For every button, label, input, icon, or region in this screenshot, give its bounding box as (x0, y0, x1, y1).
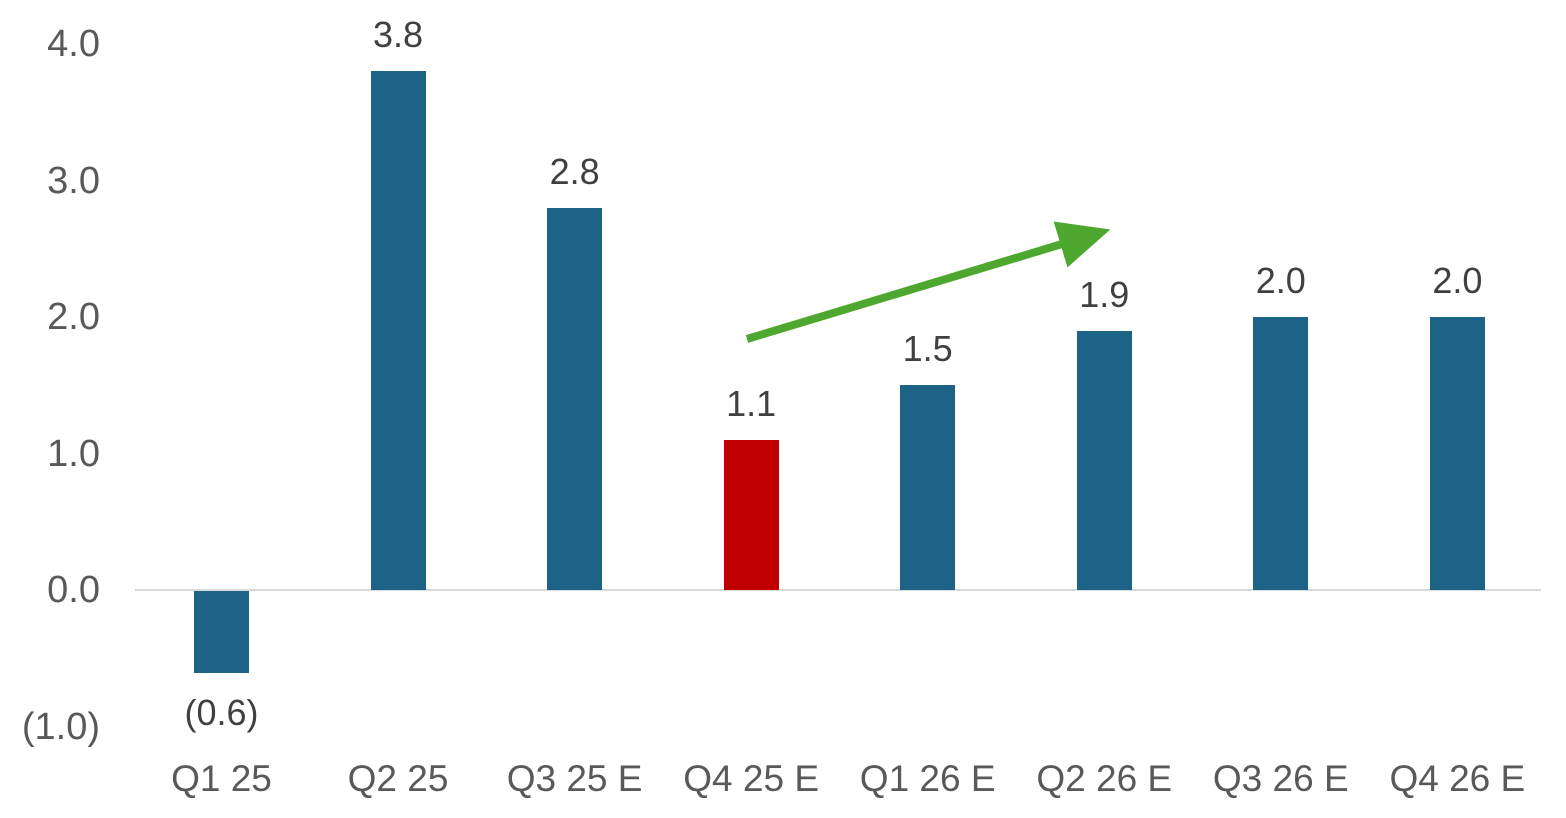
x-axis-category-label: Q4 25 E (683, 758, 820, 799)
x-axis-category-label: Q1 26 E (859, 758, 996, 799)
bar-value-label: 2.0 (1255, 260, 1306, 301)
bar-q4-25-e (723, 439, 779, 590)
y-axis-tick-label: 1.0 (47, 432, 100, 475)
y-axis-tick-label: 0.0 (47, 569, 100, 611)
x-axis-category-label: Q1 25 (171, 758, 272, 799)
bar-q3-25-e (547, 207, 603, 590)
bar-value-label: 2.8 (549, 150, 600, 192)
y-axis-tick-label: 3.0 (47, 159, 100, 202)
bar-q2-25 (370, 71, 426, 590)
bar-q3-26-e (1253, 317, 1309, 590)
x-axis-category-label: Q3 26 E (1212, 758, 1349, 799)
bar-q2-26-e (1076, 330, 1132, 590)
x-axis-category-label: Q3 25 E (506, 758, 643, 799)
bar-q1-25 (194, 591, 249, 673)
x-axis-category-label: Q2 25 (347, 758, 449, 799)
bar-value-label: 2.0 (1432, 260, 1483, 301)
bar-value-label: 1.1 (726, 382, 777, 424)
bar-value-label: 1.5 (902, 328, 953, 370)
x-axis-line (135, 589, 1541, 591)
y-axis-tick-label: 4.0 (47, 23, 100, 65)
x-axis-category-label: Q2 26 E (1036, 758, 1173, 799)
bar-q1-26-e (900, 385, 956, 590)
y-axis-tick-label: (1.0) (21, 705, 100, 748)
bar-value-label: (0.6) (184, 691, 259, 733)
bar-value-label: 1.9 (1079, 273, 1130, 315)
bar-value-label: 3.8 (373, 14, 424, 56)
x-axis-category-label: Q4 26 E (1389, 758, 1526, 799)
bar-q4-26-e (1429, 317, 1485, 590)
y-axis-tick-label: 2.0 (47, 296, 100, 338)
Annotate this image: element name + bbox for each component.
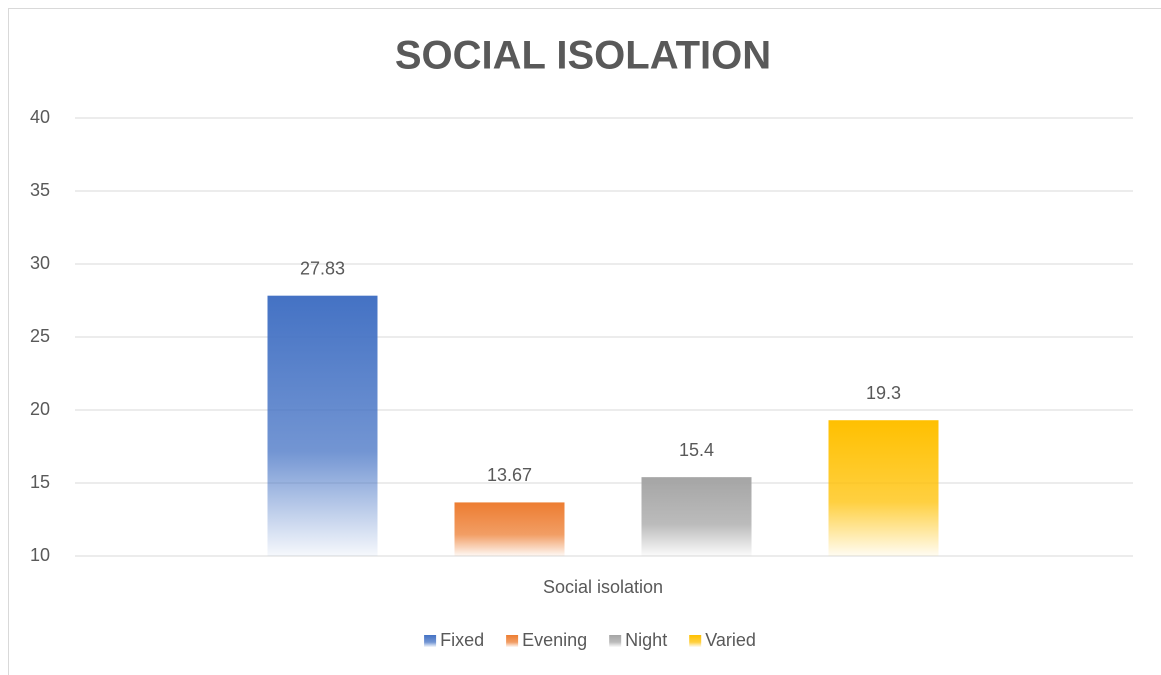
bar [454,502,565,556]
bar [641,477,752,556]
y-tick-label: 40 [30,107,50,127]
legend-label: Varied [705,630,756,650]
legend-item: Fixed [424,630,484,650]
chart-title: SOCIAL ISOLATION [395,34,771,78]
y-tick-label: 30 [30,253,50,273]
legend-item: Varied [689,630,756,650]
y-tick-label: 20 [30,399,50,419]
bar [267,295,378,556]
legend-marker [689,635,702,647]
data-label: 27.83 [300,258,345,278]
y-tick-label: 25 [30,326,50,346]
legend-item: Evening [506,630,587,650]
x-tick-label: Social isolation [543,577,663,597]
y-tick-label: 10 [30,545,50,565]
legend-label: Fixed [440,630,484,650]
legend-label: Evening [522,630,587,650]
legend-marker [609,635,622,647]
legend-marker [424,635,437,647]
data-label: 19.3 [866,383,901,403]
y-tick-label: 35 [30,180,50,200]
legend-item: Night [609,630,667,650]
chart-frame [8,8,1161,675]
legend-marker [506,635,519,647]
bar [828,420,939,556]
legend-label: Night [625,630,667,650]
data-label: 15.4 [679,440,714,460]
data-label: 13.67 [487,465,532,485]
y-tick-label: 15 [30,472,50,492]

========================================================================

INSTRUCTIONS FOR THE TASK: Format every line of the material above as a Markdown table with the columns Row and Line, numbering the rows in order and leaving out blank lines and the pictures.

ANSWER TO THE PROBLEM:
| Row | Line |
|---|---|
| 1 | For every button, label, input, icon, or region in this screenshot, give its bounding box as (x0, y0, x1, y1). |
| 2 | x-axis-category-label: Q4 25 E (683, 758, 820, 799) |
| 3 | x-axis-category-label: Q1 26 E (859, 758, 996, 799) |
| 4 | bar-value-label: 2.0 (1255, 260, 1306, 301) |
| 5 | bar-q4-25-e (723, 439, 779, 590) |
| 6 | y-axis-tick-label: 1.0 (47, 432, 100, 475) |
| 7 | y-axis-tick-label: 0.0 (47, 569, 100, 611) |
| 8 | x-axis-category-label: Q1 25 (171, 758, 272, 799) |
| 9 | bar-q3-25-e (547, 207, 603, 590) |
| 10 | bar-value-label: 2.8 (549, 150, 600, 192) |
| 11 | y-axis-tick-label: 3.0 (47, 159, 100, 202) |
| 12 | bar-q2-25 (370, 71, 426, 590) |
| 13 | bar-q3-26-e (1253, 317, 1309, 590) |
| 14 | x-axis-category-label: Q3 26 E (1212, 758, 1349, 799) |
| 15 | bar-q2-26-e (1076, 330, 1132, 590) |
| 16 | x-axis-category-label: Q3 25 E (506, 758, 643, 799) |
| 17 | bar-q1-25 (194, 591, 249, 673) |
| 18 | x-axis-category-label: Q2 25 (347, 758, 449, 799) |
| 19 | bar-value-label: 2.0 (1432, 260, 1483, 301) |
| 20 | bar-value-label: 1.1 (726, 382, 777, 424) |
| 21 | bar-value-label: 1.5 (902, 328, 953, 370) |
| 22 | x-axis-line (135, 589, 1541, 591) |
| 23 | y-axis-tick-label: 4.0 (47, 23, 100, 65) |
| 24 | x-axis-category-label: Q2 26 E (1036, 758, 1173, 799) |
| 25 | bar-q1-26-e (900, 385, 956, 590) |
| 26 | y-axis-tick-label: (1.0) (21, 705, 100, 748) |
| 27 | bar-value-label: (0.6) (184, 691, 259, 733) |
| 28 | bar-value-label: 1.9 (1079, 273, 1130, 315) |
| 29 | bar-value-label: 3.8 (373, 14, 424, 56) |
| 30 | x-axis-category-label: Q4 26 E (1389, 758, 1526, 799) |
| 31 | bar-q4-26-e (1429, 317, 1485, 590) |
| 32 | y-axis-tick-label: 2.0 (47, 296, 100, 338) |
| 33 | Annotate this image: element name + bbox for each component. |
| 34 | bar [454,502,565,556] |
| 35 | bar [641,477,752,556] |
| 36 | y-tick-label: 40 [30,107,50,127] |
| 37 | legend-label: Varied [705,630,756,650] |
| 38 | legend-item: Fixed [424,630,484,650] |
| 39 | chart-title: SOCIAL ISOLATION [395,34,771,78] |
| 40 | y-tick-label: 30 [30,253,50,273] |
| 41 | legend-item: Varied [689,630,756,650] |
| 42 | y-tick-label: 20 [30,399,50,419] |
| 43 | bar [267,295,378,556] |
| 44 | legend-marker [689,635,702,647] |
| 45 | data-label: 27.83 [300,258,345,278] |
| 46 | y-tick-label: 25 [30,326,50,346] |
| 47 | legend-item: Evening [506,630,587,650] |
| 48 | x-tick-label: Social isolation [543,577,663,597] |
| 49 | y-tick-label: 10 [30,545,50,565] |
| 50 | legend-label: Fixed [440,630,484,650] |
| 51 | legend-label: Evening [522,630,587,650] |
| 52 | legend-marker [609,635,622,647] |
| 53 | legend-marker [424,635,437,647] |
| 54 | data-label: 19.3 [866,383,901,403] |
| 55 | y-tick-label: 35 [30,180,50,200] |
| 56 | legend-item: Night [609,630,667,650] |
| 57 | chart-frame [8,8,1161,675] |
| 58 | legend-marker [506,635,519,647] |
| 59 | bar [828,420,939,556] |
| 60 | legend-label: Night [625,630,667,650] |
| 61 | data-label: 15.4 [679,440,714,460] |
| 62 | data-label: 13.67 [487,465,532,485] |
| 63 | y-tick-label: 15 [30,472,50,492] |